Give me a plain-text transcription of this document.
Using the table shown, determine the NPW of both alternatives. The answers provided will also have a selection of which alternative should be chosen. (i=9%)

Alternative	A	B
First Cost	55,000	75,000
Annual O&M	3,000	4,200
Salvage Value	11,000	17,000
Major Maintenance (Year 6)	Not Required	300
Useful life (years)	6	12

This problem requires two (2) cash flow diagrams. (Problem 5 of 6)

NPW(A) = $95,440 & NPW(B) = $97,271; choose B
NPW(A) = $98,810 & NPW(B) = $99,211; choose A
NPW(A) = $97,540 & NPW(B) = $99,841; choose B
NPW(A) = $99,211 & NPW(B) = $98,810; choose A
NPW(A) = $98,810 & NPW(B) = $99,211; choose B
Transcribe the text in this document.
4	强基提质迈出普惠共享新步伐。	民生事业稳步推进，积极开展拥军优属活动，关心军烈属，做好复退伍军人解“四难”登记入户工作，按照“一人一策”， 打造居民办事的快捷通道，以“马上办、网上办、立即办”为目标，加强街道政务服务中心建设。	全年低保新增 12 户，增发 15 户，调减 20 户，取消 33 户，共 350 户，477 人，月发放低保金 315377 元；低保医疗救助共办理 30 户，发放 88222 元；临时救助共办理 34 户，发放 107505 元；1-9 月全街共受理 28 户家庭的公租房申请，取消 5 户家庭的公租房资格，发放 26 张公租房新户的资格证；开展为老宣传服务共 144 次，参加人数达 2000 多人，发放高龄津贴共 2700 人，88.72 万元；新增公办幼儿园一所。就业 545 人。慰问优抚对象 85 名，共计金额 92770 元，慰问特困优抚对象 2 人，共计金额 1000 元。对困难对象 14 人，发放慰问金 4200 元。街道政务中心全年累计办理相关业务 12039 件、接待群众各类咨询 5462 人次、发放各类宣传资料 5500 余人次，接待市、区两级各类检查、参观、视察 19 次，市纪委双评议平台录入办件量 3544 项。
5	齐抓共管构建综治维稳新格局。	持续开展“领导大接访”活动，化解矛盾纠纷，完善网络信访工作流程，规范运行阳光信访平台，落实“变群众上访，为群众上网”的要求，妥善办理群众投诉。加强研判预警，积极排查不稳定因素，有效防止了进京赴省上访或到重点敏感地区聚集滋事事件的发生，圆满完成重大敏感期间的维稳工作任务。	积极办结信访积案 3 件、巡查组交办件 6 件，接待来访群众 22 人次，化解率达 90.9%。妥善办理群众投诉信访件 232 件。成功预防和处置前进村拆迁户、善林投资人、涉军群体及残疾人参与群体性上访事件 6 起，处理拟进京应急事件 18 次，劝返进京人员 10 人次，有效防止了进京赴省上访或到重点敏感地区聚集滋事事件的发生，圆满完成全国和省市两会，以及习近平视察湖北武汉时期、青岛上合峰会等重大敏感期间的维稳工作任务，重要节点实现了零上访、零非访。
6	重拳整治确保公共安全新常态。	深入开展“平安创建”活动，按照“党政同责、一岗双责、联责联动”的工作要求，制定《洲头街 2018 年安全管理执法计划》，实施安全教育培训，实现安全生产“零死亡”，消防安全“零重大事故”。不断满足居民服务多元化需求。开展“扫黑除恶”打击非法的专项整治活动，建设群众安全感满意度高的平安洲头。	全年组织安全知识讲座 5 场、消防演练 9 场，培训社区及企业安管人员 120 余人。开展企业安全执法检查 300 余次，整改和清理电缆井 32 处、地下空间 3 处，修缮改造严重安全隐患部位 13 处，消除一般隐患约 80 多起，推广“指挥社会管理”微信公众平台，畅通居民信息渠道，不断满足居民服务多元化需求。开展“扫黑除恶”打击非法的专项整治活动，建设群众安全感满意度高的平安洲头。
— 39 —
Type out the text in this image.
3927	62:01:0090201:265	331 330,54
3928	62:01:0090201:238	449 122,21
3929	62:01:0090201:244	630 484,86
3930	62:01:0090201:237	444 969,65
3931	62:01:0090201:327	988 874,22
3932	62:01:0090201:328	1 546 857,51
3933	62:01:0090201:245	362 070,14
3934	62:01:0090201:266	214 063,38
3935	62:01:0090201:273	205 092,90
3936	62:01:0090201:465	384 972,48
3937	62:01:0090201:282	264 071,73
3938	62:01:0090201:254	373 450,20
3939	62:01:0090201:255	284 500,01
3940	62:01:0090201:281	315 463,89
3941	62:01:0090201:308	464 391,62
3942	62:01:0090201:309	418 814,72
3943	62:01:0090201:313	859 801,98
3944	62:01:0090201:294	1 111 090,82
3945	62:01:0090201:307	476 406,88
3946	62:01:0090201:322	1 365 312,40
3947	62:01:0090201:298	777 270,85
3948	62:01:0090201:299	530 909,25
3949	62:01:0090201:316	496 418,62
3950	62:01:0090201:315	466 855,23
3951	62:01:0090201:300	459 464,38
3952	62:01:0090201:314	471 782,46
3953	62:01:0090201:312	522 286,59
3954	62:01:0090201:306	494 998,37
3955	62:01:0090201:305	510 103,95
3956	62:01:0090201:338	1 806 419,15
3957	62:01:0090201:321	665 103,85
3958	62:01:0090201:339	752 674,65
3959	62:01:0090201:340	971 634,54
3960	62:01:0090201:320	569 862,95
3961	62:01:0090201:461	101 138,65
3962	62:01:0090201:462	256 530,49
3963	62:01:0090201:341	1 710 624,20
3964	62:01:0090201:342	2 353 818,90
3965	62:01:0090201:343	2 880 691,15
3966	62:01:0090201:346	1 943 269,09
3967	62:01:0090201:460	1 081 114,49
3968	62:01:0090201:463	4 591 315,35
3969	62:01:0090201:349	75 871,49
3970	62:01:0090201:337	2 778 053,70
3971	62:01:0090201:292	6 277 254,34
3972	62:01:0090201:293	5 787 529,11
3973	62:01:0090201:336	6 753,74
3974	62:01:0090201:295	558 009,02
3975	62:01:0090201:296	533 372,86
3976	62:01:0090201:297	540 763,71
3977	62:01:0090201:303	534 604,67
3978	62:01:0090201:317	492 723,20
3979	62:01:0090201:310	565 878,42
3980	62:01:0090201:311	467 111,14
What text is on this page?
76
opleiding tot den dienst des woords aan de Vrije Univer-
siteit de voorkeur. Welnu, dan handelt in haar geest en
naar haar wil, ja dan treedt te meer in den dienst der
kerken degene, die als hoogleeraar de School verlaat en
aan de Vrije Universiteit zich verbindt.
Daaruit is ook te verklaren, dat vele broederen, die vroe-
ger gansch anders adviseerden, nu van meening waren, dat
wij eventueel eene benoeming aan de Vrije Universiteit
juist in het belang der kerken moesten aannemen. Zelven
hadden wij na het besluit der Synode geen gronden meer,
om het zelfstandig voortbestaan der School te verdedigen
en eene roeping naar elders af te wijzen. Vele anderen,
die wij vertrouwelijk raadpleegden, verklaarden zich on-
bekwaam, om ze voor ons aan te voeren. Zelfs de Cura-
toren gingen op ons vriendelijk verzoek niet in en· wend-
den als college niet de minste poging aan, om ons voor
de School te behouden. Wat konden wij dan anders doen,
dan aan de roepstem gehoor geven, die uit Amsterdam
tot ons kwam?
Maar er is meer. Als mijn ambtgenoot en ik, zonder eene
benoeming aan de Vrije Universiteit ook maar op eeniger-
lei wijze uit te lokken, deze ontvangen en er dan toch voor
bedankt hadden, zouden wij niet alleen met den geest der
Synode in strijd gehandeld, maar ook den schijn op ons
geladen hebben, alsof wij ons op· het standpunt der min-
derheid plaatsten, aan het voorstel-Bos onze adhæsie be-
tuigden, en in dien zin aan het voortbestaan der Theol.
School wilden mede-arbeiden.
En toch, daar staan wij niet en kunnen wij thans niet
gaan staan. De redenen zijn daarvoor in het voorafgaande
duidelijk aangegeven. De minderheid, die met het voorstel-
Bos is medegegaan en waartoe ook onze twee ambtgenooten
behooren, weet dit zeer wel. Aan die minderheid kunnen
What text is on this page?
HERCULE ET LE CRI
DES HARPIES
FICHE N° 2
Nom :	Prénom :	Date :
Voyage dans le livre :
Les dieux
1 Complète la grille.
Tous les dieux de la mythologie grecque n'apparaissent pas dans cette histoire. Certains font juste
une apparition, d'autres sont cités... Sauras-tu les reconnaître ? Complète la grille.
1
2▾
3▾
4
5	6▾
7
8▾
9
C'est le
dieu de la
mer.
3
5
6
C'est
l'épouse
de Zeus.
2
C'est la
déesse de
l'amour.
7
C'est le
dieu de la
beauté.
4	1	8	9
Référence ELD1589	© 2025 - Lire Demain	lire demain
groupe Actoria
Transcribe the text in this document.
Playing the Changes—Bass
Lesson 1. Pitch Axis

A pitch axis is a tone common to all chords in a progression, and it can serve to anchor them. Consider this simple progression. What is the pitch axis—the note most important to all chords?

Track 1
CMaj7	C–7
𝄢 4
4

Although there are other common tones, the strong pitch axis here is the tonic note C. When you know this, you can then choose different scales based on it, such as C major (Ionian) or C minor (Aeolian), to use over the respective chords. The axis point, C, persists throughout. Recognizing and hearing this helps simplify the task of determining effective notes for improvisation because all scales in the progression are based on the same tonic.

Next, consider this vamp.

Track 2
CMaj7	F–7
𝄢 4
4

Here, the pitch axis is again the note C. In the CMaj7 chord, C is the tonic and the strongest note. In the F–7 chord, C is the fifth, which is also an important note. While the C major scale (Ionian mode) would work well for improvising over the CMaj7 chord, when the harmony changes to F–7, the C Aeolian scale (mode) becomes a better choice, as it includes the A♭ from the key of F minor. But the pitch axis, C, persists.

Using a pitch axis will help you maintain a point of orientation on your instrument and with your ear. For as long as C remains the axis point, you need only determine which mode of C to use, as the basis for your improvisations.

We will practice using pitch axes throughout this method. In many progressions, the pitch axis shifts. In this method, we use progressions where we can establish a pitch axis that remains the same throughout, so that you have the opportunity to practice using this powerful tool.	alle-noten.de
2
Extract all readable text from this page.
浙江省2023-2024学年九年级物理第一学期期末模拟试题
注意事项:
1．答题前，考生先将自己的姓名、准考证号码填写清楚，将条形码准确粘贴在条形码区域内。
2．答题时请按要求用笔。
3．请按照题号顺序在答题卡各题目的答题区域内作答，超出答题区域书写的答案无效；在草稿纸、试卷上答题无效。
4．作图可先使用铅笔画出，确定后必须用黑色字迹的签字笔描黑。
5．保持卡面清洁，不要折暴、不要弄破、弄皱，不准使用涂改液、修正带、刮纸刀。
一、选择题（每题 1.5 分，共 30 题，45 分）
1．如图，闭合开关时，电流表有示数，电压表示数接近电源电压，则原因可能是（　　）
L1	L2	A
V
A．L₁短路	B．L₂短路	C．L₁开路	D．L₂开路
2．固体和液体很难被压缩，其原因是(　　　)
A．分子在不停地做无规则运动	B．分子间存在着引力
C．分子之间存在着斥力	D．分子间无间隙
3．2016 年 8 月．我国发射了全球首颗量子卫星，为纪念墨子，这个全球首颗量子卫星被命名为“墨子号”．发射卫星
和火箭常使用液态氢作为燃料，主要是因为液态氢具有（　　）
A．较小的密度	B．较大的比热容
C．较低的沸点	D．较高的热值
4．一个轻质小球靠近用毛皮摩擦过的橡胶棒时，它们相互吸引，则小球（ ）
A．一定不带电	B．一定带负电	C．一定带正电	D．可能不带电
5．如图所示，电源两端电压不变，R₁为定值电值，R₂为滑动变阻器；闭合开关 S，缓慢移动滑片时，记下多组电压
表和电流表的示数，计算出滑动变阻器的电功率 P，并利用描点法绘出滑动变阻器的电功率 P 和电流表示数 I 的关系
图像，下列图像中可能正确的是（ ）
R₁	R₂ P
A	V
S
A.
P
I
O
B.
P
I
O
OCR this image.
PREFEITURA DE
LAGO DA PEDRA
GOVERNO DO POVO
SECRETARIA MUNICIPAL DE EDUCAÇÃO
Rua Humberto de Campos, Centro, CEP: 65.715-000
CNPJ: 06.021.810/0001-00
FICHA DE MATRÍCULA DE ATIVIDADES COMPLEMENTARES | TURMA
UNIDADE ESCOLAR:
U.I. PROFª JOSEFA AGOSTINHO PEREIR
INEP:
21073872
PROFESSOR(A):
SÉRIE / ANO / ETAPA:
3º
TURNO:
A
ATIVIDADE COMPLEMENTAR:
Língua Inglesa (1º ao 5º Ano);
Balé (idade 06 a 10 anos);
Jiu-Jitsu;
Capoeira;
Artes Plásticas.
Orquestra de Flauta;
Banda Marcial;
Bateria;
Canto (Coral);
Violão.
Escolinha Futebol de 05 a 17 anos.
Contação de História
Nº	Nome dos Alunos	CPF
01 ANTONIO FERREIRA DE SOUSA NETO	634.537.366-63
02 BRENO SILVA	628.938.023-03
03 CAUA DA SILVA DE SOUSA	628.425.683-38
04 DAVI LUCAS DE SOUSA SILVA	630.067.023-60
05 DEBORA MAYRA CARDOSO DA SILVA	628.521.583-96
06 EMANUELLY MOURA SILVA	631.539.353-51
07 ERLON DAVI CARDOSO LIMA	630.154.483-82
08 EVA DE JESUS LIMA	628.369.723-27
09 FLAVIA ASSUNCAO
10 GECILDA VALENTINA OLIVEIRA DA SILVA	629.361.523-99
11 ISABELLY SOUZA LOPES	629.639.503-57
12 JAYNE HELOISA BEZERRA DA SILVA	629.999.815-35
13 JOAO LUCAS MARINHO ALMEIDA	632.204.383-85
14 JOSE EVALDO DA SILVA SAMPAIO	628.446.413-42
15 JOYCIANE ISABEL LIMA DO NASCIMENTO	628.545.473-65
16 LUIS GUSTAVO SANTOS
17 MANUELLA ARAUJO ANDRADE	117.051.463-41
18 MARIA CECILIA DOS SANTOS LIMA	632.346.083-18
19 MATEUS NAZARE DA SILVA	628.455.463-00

● ● ● ● ● ● ●

Pull out every line containing "School".

kerken degene, die als hoogleeraar de School verlaat en
om het zelfstandig voortbestaan der School te verdedigen
de School te behouden. Wat konden wij dan anders doen,
School wilden mede-arbeiden.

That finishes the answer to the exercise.